* [What you are asked to do]
Could you copy every line from the material below in which "name" appears?

┌──

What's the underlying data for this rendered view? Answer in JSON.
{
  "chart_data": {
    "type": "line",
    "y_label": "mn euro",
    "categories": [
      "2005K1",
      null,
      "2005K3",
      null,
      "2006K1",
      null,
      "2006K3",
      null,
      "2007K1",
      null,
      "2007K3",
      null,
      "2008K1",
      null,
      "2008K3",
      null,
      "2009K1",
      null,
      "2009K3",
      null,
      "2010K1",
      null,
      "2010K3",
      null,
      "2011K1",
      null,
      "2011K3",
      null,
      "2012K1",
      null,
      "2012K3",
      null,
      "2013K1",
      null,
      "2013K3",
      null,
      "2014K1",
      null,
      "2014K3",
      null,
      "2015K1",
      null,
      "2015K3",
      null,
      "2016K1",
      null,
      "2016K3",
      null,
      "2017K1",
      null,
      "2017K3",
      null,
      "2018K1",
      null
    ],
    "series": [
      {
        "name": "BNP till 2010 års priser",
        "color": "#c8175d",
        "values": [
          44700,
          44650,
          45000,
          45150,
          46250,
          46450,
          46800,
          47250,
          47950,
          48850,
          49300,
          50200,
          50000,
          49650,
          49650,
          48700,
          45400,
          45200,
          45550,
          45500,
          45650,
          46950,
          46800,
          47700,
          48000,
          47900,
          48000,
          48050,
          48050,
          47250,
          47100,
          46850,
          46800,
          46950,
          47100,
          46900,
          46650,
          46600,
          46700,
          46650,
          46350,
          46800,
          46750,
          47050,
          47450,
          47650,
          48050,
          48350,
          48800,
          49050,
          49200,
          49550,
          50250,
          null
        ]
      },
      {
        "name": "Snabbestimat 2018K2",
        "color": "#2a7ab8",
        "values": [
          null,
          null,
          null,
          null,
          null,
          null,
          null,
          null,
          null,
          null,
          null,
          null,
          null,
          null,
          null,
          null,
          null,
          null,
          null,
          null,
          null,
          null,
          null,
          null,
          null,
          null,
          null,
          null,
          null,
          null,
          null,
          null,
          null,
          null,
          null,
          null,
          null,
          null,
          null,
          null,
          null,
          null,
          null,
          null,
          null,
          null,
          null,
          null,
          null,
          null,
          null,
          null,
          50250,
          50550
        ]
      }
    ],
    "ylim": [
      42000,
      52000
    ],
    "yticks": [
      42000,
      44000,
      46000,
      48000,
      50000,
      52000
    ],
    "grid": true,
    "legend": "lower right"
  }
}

└──

* [Result below]
        "name": "BNP till 2010 års priser",
        "name": "Snabbestimat 2018K2",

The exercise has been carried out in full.